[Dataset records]
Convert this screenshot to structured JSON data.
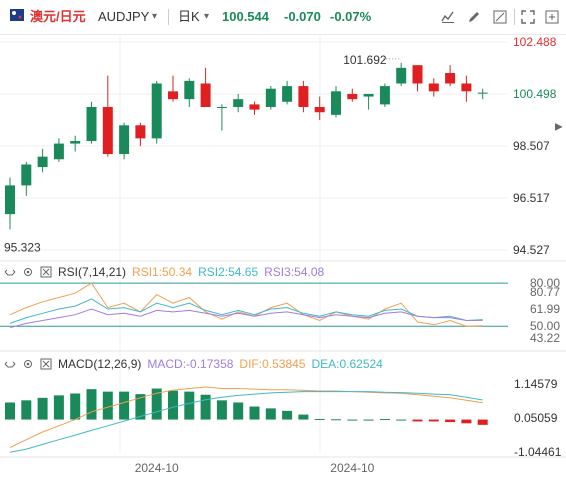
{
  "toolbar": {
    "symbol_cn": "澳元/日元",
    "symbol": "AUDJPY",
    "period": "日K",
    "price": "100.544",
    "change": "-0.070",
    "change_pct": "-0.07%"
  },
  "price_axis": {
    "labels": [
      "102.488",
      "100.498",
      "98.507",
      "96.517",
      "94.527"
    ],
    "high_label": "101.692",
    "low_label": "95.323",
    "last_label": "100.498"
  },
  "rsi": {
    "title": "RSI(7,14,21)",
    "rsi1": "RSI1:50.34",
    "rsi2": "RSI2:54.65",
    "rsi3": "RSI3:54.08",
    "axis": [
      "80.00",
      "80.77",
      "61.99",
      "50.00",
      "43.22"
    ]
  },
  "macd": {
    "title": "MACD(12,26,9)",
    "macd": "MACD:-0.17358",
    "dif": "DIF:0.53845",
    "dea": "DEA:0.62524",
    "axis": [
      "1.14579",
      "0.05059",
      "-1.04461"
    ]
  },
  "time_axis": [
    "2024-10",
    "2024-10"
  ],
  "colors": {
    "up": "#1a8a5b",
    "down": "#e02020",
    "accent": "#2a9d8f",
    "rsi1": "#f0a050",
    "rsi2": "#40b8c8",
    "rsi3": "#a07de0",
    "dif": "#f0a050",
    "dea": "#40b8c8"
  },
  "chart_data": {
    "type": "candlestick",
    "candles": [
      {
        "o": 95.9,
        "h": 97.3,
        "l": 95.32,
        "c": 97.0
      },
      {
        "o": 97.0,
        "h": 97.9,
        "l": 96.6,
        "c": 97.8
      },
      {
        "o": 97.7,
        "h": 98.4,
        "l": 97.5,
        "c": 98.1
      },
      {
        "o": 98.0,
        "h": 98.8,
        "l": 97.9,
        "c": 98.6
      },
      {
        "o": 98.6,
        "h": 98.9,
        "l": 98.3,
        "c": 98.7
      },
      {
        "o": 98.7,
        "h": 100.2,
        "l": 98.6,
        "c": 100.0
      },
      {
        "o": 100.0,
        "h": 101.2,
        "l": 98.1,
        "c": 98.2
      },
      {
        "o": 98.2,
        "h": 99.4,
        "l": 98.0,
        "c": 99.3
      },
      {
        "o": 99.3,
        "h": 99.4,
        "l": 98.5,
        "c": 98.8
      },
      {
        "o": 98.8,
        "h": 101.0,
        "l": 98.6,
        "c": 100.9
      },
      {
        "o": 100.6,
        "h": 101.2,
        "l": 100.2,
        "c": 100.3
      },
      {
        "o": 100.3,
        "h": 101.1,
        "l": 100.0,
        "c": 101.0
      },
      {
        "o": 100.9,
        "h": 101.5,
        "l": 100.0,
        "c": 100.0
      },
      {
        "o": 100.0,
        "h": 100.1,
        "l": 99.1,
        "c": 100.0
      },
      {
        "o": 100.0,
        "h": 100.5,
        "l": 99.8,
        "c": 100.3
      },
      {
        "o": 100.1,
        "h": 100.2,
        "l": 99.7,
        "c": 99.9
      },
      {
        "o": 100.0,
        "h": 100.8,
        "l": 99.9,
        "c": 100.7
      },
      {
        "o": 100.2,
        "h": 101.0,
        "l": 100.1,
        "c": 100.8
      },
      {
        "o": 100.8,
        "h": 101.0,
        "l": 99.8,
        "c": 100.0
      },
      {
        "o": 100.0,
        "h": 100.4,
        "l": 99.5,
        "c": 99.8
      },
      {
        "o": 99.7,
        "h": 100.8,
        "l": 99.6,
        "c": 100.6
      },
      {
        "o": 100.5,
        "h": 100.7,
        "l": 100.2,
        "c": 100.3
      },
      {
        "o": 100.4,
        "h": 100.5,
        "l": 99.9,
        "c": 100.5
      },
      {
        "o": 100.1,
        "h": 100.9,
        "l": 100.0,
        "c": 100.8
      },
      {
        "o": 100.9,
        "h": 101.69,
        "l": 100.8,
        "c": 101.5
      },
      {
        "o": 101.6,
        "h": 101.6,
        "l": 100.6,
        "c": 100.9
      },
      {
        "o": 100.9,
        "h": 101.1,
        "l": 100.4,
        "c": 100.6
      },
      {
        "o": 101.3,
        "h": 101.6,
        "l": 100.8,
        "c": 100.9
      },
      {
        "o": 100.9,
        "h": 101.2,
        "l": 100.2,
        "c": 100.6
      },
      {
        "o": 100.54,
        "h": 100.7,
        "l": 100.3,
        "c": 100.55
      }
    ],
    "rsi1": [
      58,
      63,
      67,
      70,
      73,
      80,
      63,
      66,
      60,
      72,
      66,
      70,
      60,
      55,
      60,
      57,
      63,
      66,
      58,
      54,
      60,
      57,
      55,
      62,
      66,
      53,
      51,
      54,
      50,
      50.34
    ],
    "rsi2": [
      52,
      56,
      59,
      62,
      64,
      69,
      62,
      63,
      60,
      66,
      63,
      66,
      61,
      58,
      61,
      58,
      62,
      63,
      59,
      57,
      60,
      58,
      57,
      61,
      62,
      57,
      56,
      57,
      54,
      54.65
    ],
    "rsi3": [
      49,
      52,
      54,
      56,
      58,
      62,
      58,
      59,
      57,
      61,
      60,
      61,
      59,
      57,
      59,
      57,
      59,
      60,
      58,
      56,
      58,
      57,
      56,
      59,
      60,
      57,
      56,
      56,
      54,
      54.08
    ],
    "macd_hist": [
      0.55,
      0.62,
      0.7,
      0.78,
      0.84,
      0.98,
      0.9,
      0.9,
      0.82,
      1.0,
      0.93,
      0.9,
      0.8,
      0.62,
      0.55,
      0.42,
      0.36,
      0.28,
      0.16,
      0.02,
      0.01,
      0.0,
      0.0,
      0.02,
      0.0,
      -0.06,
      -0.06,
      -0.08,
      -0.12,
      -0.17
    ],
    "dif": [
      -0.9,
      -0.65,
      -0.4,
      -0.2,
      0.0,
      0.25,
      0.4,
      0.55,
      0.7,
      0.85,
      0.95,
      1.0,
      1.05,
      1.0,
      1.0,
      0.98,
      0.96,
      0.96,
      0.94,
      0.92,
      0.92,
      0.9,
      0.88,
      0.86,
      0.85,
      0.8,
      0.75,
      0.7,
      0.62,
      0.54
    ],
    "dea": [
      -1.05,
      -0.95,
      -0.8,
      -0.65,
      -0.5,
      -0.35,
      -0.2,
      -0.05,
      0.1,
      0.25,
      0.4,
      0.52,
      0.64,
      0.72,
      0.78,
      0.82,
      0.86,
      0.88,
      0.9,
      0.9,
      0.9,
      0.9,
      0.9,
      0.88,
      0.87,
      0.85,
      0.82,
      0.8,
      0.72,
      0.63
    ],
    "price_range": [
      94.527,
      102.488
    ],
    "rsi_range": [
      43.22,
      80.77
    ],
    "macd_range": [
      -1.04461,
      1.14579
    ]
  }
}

**Required work**
Return the full material word for word. Do not include the pictures.

**Final result**
Convert this screenshot to structured JSON data.
{
  "toolbar": {
    "symbol_cn": "澳元/日元",
    "symbol": "AUDJPY",
    "period": "日K",
    "price": "100.544",
    "change": "-0.070",
    "change_pct": "-0.07%"
  },
  "price_axis": {
    "labels": [
      "102.488",
      "100.498",
      "98.507",
      "96.517",
      "94.527"
    ],
    "high_label": "101.692",
    "low_label": "95.323",
    "last_label": "100.498"
  },
  "rsi": {
    "title": "RSI(7,14,21)",
    "rsi1": "RSI1:50.34",
    "rsi2": "RSI2:54.65",
    "rsi3": "RSI3:54.08",
    "axis": [
      "80.00",
      "80.77",
      "61.99",
      "50.00",
      "43.22"
    ]
  },
  "macd": {
    "title": "MACD(12,26,9)",
    "macd": "MACD:-0.17358",
    "dif": "DIF:0.53845",
    "dea": "DEA:0.62524",
    "axis": [
      "1.14579",
      "0.05059",
      "-1.04461"
    ]
  },
  "time_axis": [
    "2024-10",
    "2024-10"
  ],
  "colors": {
    "up": "#1a8a5b",
    "down": "#e02020",
    "accent": "#2a9d8f",
    "rsi1": "#f0a050",
    "rsi2": "#40b8c8",
    "rsi3": "#a07de0",
    "dif": "#f0a050",
    "dea": "#40b8c8"
  },
  "chart_data": {
    "type": "candlestick",
    "candles": [
      {
        "o": 95.9,
        "h": 97.3,
        "l": 95.32,
        "c": 97.0
      },
      {
        "o": 97.0,
        "h": 97.9,
        "l": 96.6,
        "c": 97.8
      },
      {
        "o": 97.7,
        "h": 98.4,
        "l": 97.5,
        "c": 98.1
      },
      {
        "o": 98.0,
        "h": 98.8,
        "l": 97.9,
        "c": 98.6
      },
      {
        "o": 98.6,
        "h": 98.9,
        "l": 98.3,
        "c": 98.7
      },
      {
        "o": 98.7,
        "h": 100.2,
        "l": 98.6,
        "c": 100.0
      },
      {
        "o": 100.0,
        "h": 101.2,
        "l": 98.1,
        "c": 98.2
      },
      {
        "o": 98.2,
        "h": 99.4,
        "l": 98.0,
        "c": 99.3
      },
      {
        "o": 99.3,
        "h": 99.4,
        "l": 98.5,
        "c": 98.8
      },
      {
        "o": 98.8,
        "h": 101.0,
        "l": 98.6,
        "c": 100.9
      },
      {
        "o": 100.6,
        "h": 101.2,
        "l": 100.2,
        "c": 100.3
      },
      {
        "o": 100.3,
        "h": 101.1,
        "l": 100.0,
        "c": 101.0
      },
      {
        "o": 100.9,
        "h": 101.5,
        "l": 100.0,
        "c": 100.0
      },
      {
        "o": 100.0,
        "h": 100.1,
        "l": 99.1,
        "c": 100.0
      },
      {
        "o": 100.0,
        "h": 100.5,
        "l": 99.8,
        "c": 100.3
      },
      {
        "o": 100.1,
        "h": 100.2,
        "l": 99.7,
        "c": 99.9
      },
      {
        "o": 100.0,
        "h": 100.8,
        "l": 99.9,
        "c": 100.7
      },
      {
        "o": 100.2,
        "h": 101.0,
        "l": 100.1,
        "c": 100.8
      },
      {
        "o": 100.8,
        "h": 101.0,
        "l": 99.8,
        "c": 100.0
      },
      {
        "o": 100.0,
        "h": 100.4,
        "l": 99.5,
        "c": 99.8
      },
      {
        "o": 99.7,
        "h": 100.8,
        "l": 99.6,
        "c": 100.6
      },
      {
        "o": 100.5,
        "h": 100.7,
        "l": 100.2,
        "c": 100.3
      },
      {
        "o": 100.4,
        "h": 100.5,
        "l": 99.9,
        "c": 100.5
      },
      {
        "o": 100.1,
        "h": 100.9,
        "l": 100.0,
        "c": 100.8
      },
      {
        "o": 100.9,
        "h": 101.69,
        "l": 100.8,
        "c": 101.5
      },
      {
        "o": 101.6,
        "h": 101.6,
        "l": 100.6,
        "c": 100.9
      },
      {
        "o": 100.9,
        "h": 101.1,
        "l": 100.4,
        "c": 100.6
      },
      {
        "o": 101.3,
        "h": 101.6,
        "l": 100.8,
        "c": 100.9
      },
      {
        "o": 100.9,
        "h": 101.2,
        "l": 100.2,
        "c": 100.6
      },
      {
        "o": 100.54,
        "h": 100.7,
        "l": 100.3,
        "c": 100.55
      }
    ],
    "rsi1": [
      58,
      63,
      67,
      70,
      73,
      80,
      63,
      66,
      60,
      72,
      66,
      70,
      60,
      55,
      60,
      57,
      63,
      66,
      58,
      54,
      60,
      57,
      55,
      62,
      66,
      53,
      51,
      54,
      50,
      50.34
    ],
    "rsi2": [
      52,
      56,
      59,
      62,
      64,
      69,
      62,
      63,
      60,
      66,
      63,
      66,
      61,
      58,
      61,
      58,
      62,
      63,
      59,
      57,
      60,
      58,
      57,
      61,
      62,
      57,
      56,
      57,
      54,
      54.65
    ],
    "rsi3": [
      49,
      52,
      54,
      56,
      58,
      62,
      58,
      59,
      57,
      61,
      60,
      61,
      59,
      57,
      59,
      57,
      59,
      60,
      58,
      56,
      58,
      57,
      56,
      59,
      60,
      57,
      56,
      56,
      54,
      54.08
    ],
    "macd_hist": [
      0.55,
      0.62,
      0.7,
      0.78,
      0.84,
      0.98,
      0.9,
      0.9,
      0.82,
      1.0,
      0.93,
      0.9,
      0.8,
      0.62,
      0.55,
      0.42,
      0.36,
      0.28,
      0.16,
      0.02,
      0.01,
      0.0,
      0.0,
      0.02,
      0.0,
      -0.06,
      -0.06,
      -0.08,
      -0.12,
      -0.17
    ],
    "dif": [
      -0.9,
      -0.65,
      -0.4,
      -0.2,
      0.0,
      0.25,
      0.4,
      0.55,
      0.7,
      0.85,
      0.95,
      1.0,
      1.05,
      1.0,
      1.0,
      0.98,
      0.96,
      0.96,
      0.94,
      0.92,
      0.92,
      0.9,
      0.88,
      0.86,
      0.85,
      0.8,
      0.75,
      0.7,
      0.62,
      0.54
    ],
    "dea": [
      -1.05,
      -0.95,
      -0.8,
      -0.65,
      -0.5,
      -0.35,
      -0.2,
      -0.05,
      0.1,
      0.25,
      0.4,
      0.52,
      0.64,
      0.72,
      0.78,
      0.82,
      0.86,
      0.88,
      0.9,
      0.9,
      0.9,
      0.9,
      0.9,
      0.88,
      0.87,
      0.85,
      0.82,
      0.8,
      0.72,
      0.63
    ],
    "price_range": [
      94.527,
      102.488
    ],
    "rsi_range": [
      43.22,
      80.77
    ],
    "macd_range": [
      -1.04461,
      1.14579
    ]
  }
}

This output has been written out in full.